Wherever a line below holds the word "color", copy that line.

* * * * *

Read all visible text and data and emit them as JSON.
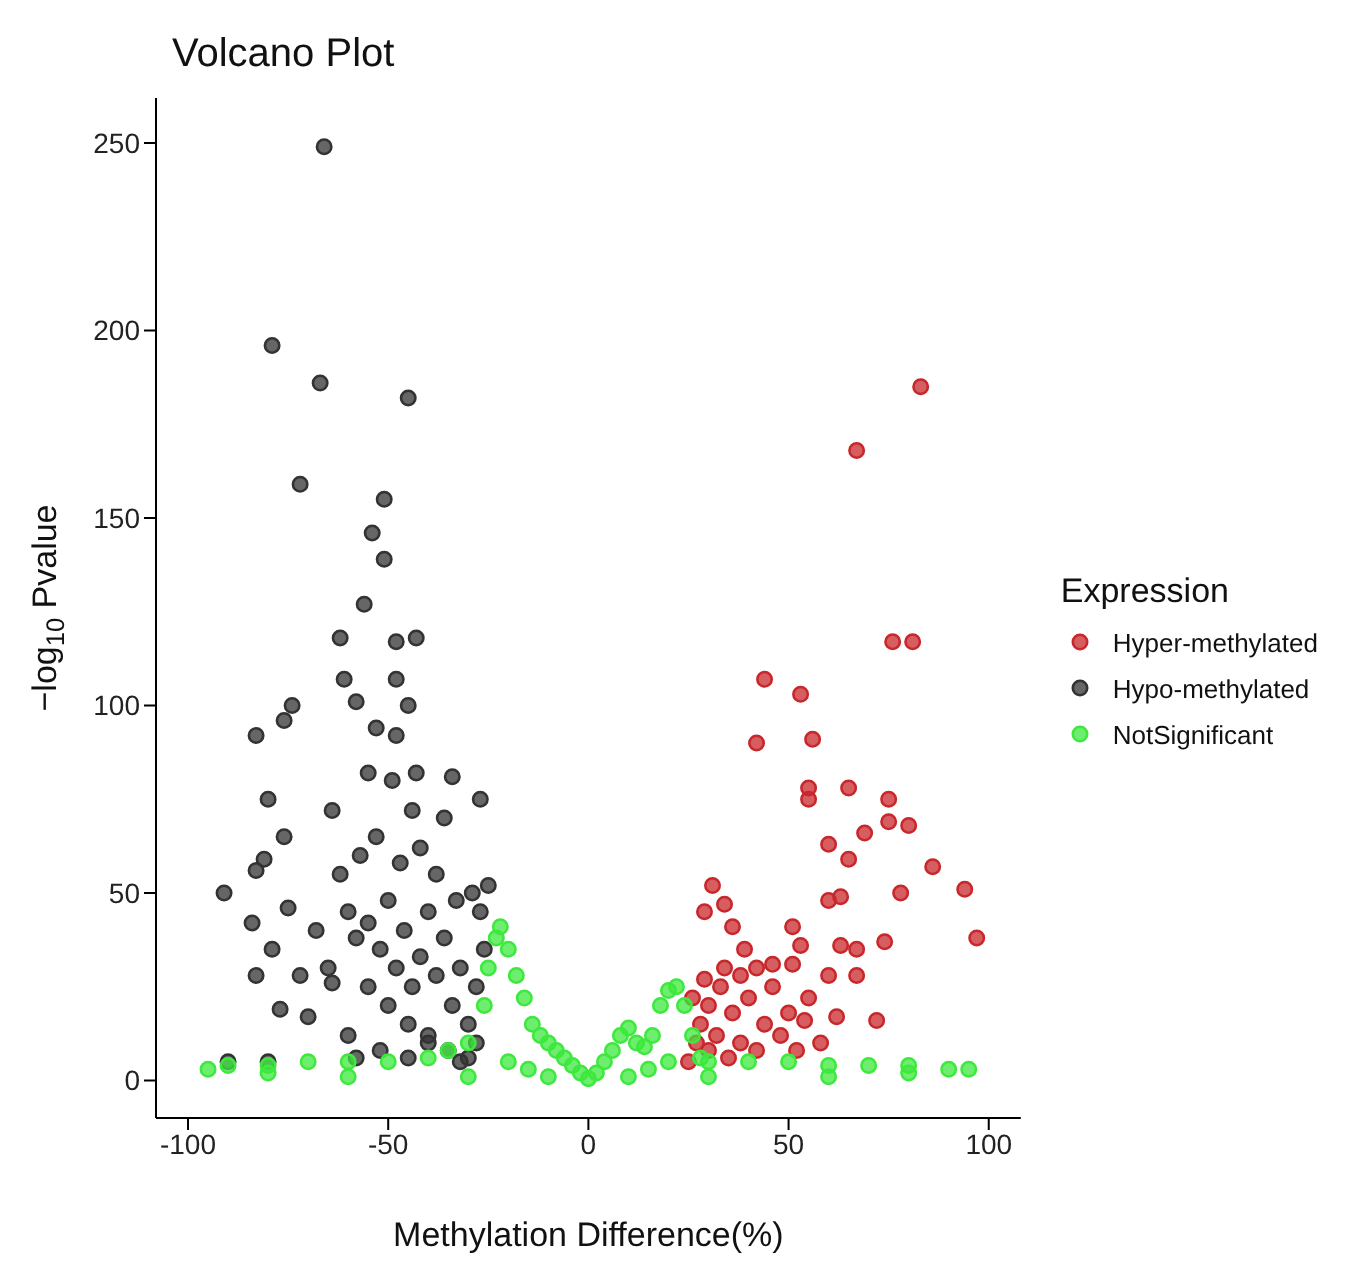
{
  "chart_data": {
    "type": "scatter",
    "title": "Volcano Plot",
    "xlabel": "Methylation Difference(%)",
    "ylabel": "−log$_{10}$ Pvalue",
    "legend_title": "Expression",
    "legend": "right",
    "marker": "circle",
    "xlim": [
      -108,
      108
    ],
    "xticks": [
      -100,
      -50,
      0,
      50,
      100
    ],
    "ylim": [
      -10,
      262
    ],
    "yticks": [
      0,
      50,
      100,
      150,
      200,
      250
    ],
    "series": [
      {
        "name": "Hyper-methylated",
        "color": "#c8282c",
        "x": [
          83,
          67,
          76,
          81,
          44,
          53,
          42,
          56,
          55,
          65,
          55,
          75,
          75,
          80,
          69,
          60,
          65,
          86,
          94,
          78,
          63,
          60,
          97,
          74,
          31,
          29,
          34,
          36,
          51,
          53,
          63,
          67,
          39,
          60,
          67,
          46,
          51,
          72,
          62,
          54,
          25,
          27,
          28,
          30,
          30,
          32,
          33,
          35,
          36,
          38,
          40,
          42,
          44,
          46,
          48,
          50,
          52,
          55,
          58,
          26,
          29,
          34,
          38,
          42
        ],
        "values": [
          185,
          168,
          117,
          117,
          107,
          103,
          90,
          91,
          78,
          78,
          75,
          75,
          69,
          68,
          66,
          63,
          59,
          57,
          51,
          50,
          49,
          48,
          38,
          37,
          52,
          45,
          47,
          41,
          41,
          36,
          36,
          35,
          35,
          28,
          28,
          31,
          31,
          16,
          17,
          16,
          5,
          10,
          15,
          8,
          20,
          12,
          25,
          6,
          18,
          10,
          22,
          8,
          15,
          25,
          12,
          18,
          8,
          22,
          10,
          22,
          27,
          30,
          28,
          30
        ]
      },
      {
        "name": "Hypo-methylated",
        "color": "#333333",
        "x": [
          -66,
          -79,
          -67,
          -45,
          -72,
          -51,
          -54,
          -51,
          -56,
          -62,
          -48,
          -43,
          -83,
          -76,
          -74,
          -61,
          -58,
          -48,
          -45,
          -53,
          -48,
          -80,
          -76,
          -64,
          -55,
          -43,
          -34,
          -27,
          -83,
          -91,
          -81,
          -75,
          -84,
          -79,
          -83,
          -77,
          -70,
          -64,
          -25,
          -60,
          -58,
          -55,
          -52,
          -50,
          -48,
          -46,
          -44,
          -42,
          -40,
          -38,
          -36,
          -34,
          -32,
          -30,
          -28,
          -26,
          -45,
          -50,
          -55,
          -40,
          -35,
          -30,
          -60,
          -65,
          -68,
          -72,
          -62,
          -57,
          -53,
          -47,
          -42,
          -38,
          -33,
          -36,
          -44,
          -49,
          -40,
          -28,
          -32,
          -45,
          -52,
          -58,
          -80,
          -90,
          -27,
          -29
        ],
        "values": [
          249,
          196,
          186,
          182,
          159,
          155,
          146,
          139,
          127,
          118,
          117,
          118,
          92,
          96,
          100,
          107,
          101,
          107,
          100,
          94,
          92,
          75,
          65,
          72,
          82,
          82,
          81,
          75,
          56,
          50,
          59,
          46,
          42,
          35,
          28,
          19,
          17,
          26,
          52,
          45,
          38,
          42,
          35,
          48,
          30,
          40,
          25,
          33,
          45,
          28,
          38,
          20,
          30,
          15,
          25,
          35,
          15,
          20,
          25,
          10,
          8,
          6,
          12,
          30,
          40,
          28,
          55,
          60,
          65,
          58,
          62,
          55,
          48,
          70,
          72,
          80,
          12,
          10,
          5,
          6,
          8,
          6,
          5,
          5,
          45,
          50
        ]
      },
      {
        "name": "NotSignificant",
        "color": "#3ee83e",
        "x": [
          -95,
          -90,
          -80,
          -70,
          -60,
          -50,
          -40,
          -35,
          -30,
          -26,
          -25,
          -23,
          -22,
          -20,
          -18,
          -16,
          -14,
          -12,
          -10,
          -8,
          -6,
          -4,
          -2,
          0,
          2,
          4,
          6,
          8,
          10,
          12,
          14,
          16,
          18,
          20,
          22,
          24,
          26,
          28,
          30,
          40,
          50,
          60,
          70,
          80,
          90,
          95,
          -60,
          -30,
          -10,
          10,
          30,
          60,
          -80,
          80,
          -20,
          20,
          -15,
          15
        ],
        "values": [
          3,
          4,
          4,
          5,
          5,
          5,
          6,
          8,
          10,
          20,
          30,
          38,
          41,
          35,
          28,
          22,
          15,
          12,
          10,
          8,
          6,
          4,
          2,
          0.5,
          2,
          5,
          8,
          12,
          14,
          10,
          9,
          12,
          20,
          24,
          25,
          20,
          12,
          6,
          5,
          5,
          5,
          4,
          4,
          4,
          3,
          3,
          1,
          1,
          1,
          1,
          1,
          1,
          2,
          2,
          5,
          5,
          3,
          3
        ]
      }
    ]
  }
}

* * * * *

_Finished task:_
        "color": "#c8282c",
        "color": "#333333",
        "color": "#3ee83e",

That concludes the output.